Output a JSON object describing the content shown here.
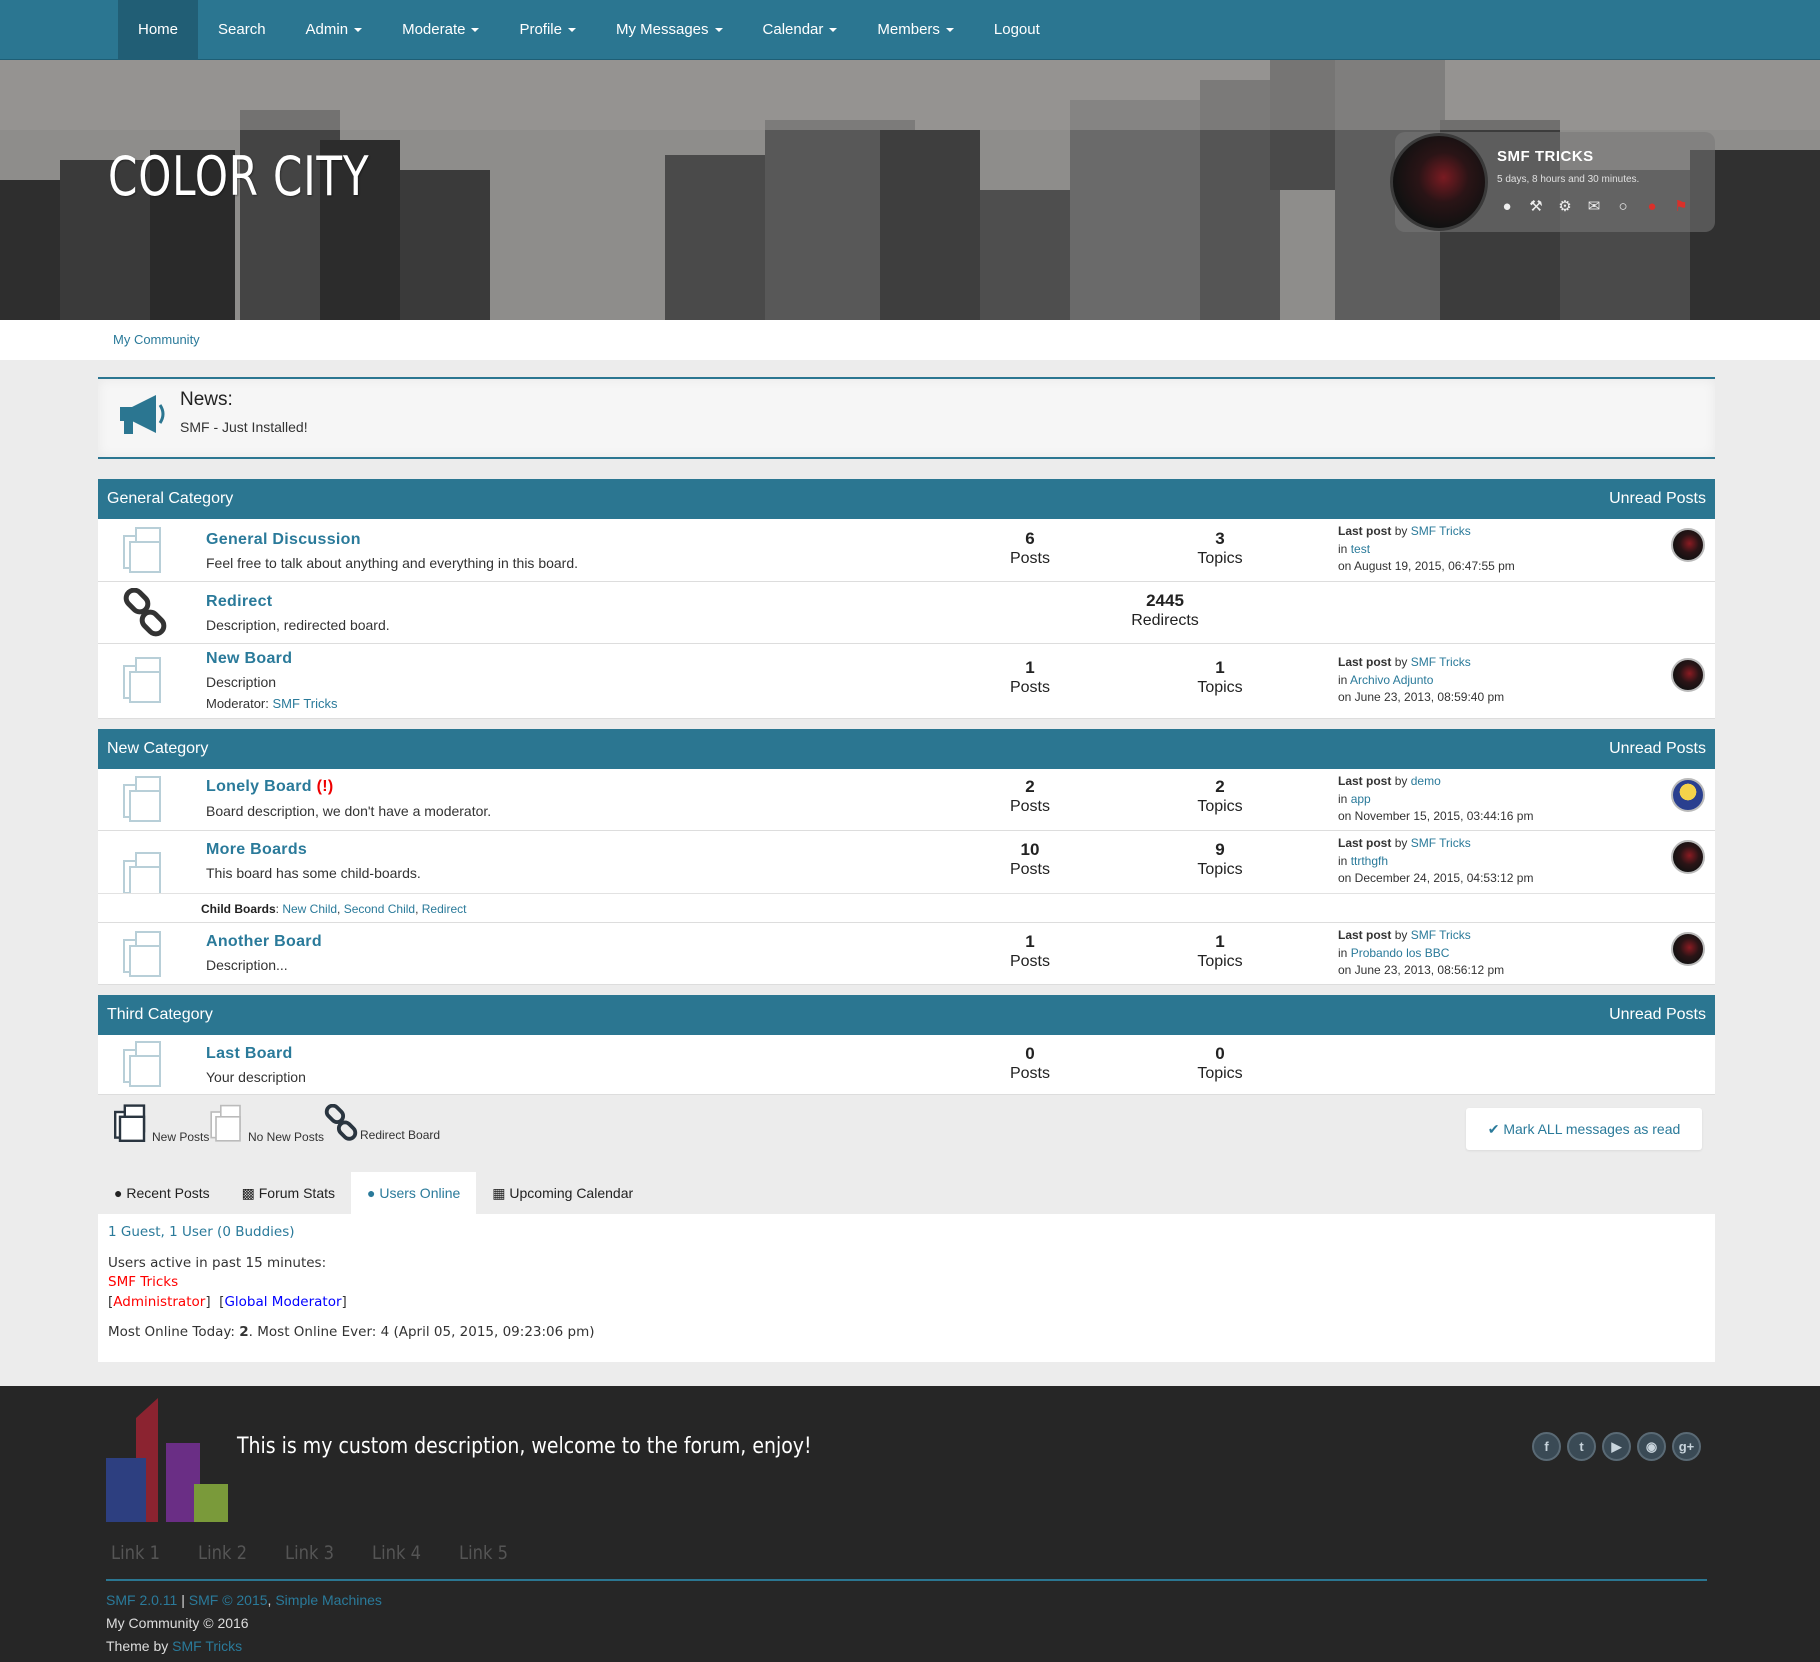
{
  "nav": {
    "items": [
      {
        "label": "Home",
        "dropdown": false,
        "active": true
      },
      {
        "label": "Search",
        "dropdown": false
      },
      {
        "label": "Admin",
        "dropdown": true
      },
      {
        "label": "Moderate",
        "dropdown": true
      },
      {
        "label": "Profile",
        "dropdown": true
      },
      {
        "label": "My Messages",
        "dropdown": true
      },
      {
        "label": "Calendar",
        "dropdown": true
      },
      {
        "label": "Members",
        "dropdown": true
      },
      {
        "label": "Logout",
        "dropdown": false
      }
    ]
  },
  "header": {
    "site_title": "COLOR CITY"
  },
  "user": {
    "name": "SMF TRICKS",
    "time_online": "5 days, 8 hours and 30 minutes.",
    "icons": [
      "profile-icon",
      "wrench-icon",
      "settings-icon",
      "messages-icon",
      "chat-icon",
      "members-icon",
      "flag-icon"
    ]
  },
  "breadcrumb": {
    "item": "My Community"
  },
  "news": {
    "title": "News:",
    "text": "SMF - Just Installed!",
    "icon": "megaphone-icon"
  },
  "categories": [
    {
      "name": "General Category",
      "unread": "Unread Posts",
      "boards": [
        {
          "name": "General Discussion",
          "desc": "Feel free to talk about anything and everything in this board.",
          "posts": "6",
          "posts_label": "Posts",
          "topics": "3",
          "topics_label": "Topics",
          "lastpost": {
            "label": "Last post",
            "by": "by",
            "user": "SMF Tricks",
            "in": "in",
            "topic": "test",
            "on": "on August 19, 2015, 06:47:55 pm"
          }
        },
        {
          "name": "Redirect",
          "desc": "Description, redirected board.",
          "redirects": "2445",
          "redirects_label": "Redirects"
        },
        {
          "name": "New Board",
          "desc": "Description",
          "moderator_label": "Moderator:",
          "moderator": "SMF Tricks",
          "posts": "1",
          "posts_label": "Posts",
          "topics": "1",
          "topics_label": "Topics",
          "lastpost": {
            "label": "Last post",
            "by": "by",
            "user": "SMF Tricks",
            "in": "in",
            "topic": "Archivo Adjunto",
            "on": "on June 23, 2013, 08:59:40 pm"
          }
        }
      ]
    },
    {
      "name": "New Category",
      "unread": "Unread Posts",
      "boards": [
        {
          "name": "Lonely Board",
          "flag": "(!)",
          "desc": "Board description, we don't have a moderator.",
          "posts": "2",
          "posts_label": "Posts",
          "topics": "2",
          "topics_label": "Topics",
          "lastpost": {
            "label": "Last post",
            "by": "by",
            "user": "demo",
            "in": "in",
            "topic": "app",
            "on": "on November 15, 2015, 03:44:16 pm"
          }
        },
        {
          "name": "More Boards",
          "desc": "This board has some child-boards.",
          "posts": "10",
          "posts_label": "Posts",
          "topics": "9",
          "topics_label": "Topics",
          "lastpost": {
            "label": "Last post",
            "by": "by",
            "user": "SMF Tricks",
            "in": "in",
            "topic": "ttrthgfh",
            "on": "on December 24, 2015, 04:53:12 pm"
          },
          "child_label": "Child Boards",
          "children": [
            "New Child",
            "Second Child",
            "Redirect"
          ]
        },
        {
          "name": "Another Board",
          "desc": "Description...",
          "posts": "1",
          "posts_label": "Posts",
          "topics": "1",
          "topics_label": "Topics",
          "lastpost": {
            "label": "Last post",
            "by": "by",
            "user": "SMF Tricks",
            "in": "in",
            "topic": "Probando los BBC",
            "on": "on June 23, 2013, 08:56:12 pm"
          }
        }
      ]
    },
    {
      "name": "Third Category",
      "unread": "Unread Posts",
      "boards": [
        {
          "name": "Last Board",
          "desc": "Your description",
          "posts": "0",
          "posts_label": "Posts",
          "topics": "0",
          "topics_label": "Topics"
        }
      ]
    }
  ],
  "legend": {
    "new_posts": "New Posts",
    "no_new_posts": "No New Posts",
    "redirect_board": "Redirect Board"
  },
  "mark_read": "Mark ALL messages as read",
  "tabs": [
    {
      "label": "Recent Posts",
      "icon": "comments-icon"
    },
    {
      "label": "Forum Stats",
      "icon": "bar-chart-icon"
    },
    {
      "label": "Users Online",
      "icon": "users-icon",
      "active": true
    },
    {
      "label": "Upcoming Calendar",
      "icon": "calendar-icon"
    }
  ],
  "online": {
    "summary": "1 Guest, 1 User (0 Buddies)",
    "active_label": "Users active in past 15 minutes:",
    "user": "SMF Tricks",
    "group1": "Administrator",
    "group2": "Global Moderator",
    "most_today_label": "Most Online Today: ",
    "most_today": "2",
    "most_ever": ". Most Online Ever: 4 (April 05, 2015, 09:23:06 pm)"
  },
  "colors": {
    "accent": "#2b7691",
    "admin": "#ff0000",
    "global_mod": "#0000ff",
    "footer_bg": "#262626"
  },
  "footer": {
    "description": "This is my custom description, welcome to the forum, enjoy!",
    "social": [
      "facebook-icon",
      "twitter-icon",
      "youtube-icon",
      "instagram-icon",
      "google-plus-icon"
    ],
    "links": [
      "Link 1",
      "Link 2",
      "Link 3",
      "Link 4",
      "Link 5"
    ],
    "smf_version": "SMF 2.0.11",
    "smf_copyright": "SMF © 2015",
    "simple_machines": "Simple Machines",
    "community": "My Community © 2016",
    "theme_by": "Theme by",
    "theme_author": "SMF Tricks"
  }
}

==

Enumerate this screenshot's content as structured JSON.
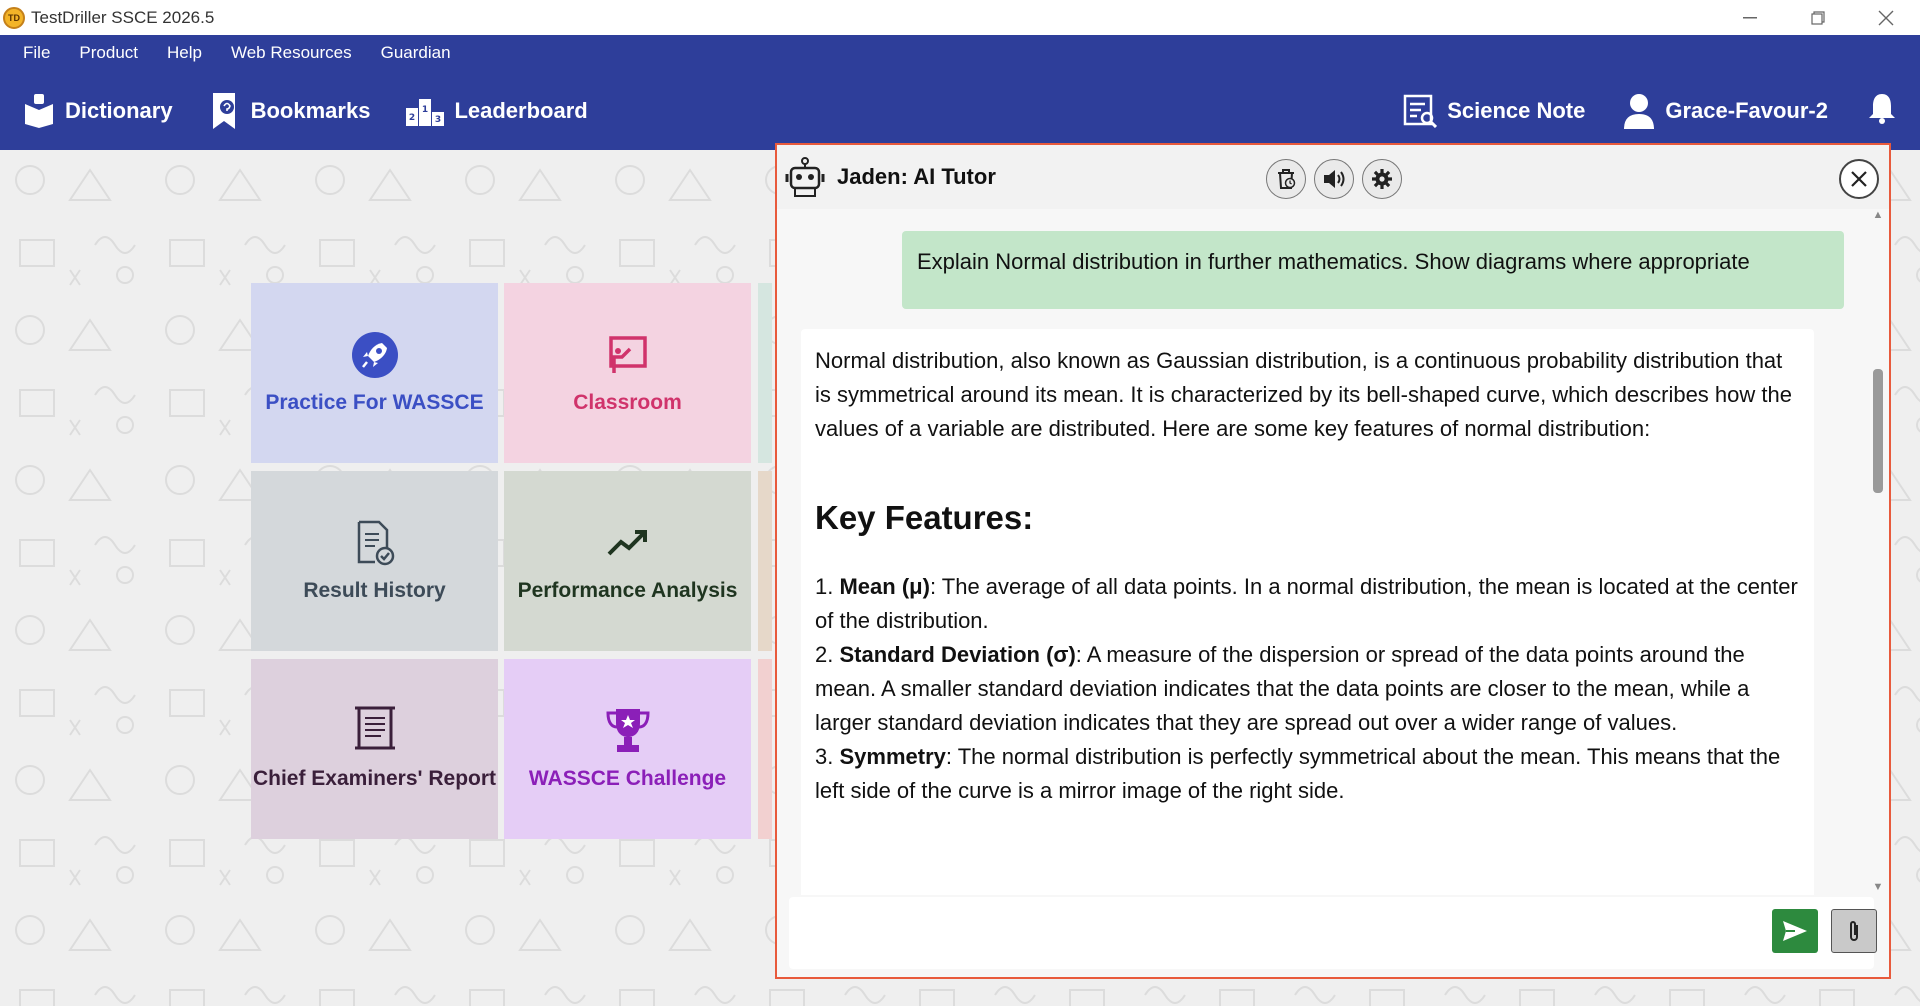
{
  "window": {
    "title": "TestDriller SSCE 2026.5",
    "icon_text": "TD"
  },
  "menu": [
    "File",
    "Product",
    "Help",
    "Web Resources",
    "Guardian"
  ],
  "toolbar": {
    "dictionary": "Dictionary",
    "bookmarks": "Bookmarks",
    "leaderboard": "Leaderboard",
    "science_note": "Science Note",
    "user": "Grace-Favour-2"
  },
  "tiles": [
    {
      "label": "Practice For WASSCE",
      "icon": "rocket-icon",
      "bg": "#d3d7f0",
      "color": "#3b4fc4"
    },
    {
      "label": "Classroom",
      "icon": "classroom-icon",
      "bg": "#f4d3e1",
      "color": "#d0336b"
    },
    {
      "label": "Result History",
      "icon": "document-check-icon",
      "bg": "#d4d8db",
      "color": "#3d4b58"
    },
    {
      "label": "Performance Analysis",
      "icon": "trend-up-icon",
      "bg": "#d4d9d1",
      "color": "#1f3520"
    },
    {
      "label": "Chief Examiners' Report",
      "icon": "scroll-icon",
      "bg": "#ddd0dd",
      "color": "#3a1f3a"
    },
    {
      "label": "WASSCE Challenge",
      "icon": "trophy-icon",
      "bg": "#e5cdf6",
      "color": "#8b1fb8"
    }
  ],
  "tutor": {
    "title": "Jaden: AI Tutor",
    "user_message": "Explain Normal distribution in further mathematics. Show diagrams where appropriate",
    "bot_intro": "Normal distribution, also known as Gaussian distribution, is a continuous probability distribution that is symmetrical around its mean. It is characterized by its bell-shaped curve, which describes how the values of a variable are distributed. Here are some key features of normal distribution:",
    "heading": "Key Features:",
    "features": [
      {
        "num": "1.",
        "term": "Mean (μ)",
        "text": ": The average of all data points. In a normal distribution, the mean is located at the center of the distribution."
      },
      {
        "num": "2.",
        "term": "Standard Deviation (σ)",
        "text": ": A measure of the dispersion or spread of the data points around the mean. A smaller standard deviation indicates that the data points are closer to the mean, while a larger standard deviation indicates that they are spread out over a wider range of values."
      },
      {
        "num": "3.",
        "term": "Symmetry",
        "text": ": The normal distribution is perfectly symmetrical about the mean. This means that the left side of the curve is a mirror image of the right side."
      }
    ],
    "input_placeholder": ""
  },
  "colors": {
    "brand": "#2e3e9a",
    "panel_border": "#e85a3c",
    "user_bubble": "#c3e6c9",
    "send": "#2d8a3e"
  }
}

[What you are asked to do] Look through the entries and return every line where "points" appears.

[Correct answer]
        "text": ": The average of all data points. In a normal distribution, the mean is located at the center of the distribution."
        "text": ": A measure of the dispersion or spread of the data points around the mean. A smaller standard deviation indicates that the data points are closer to the mean, while a larger standard deviation indicates that they are spread out over a wider range of values."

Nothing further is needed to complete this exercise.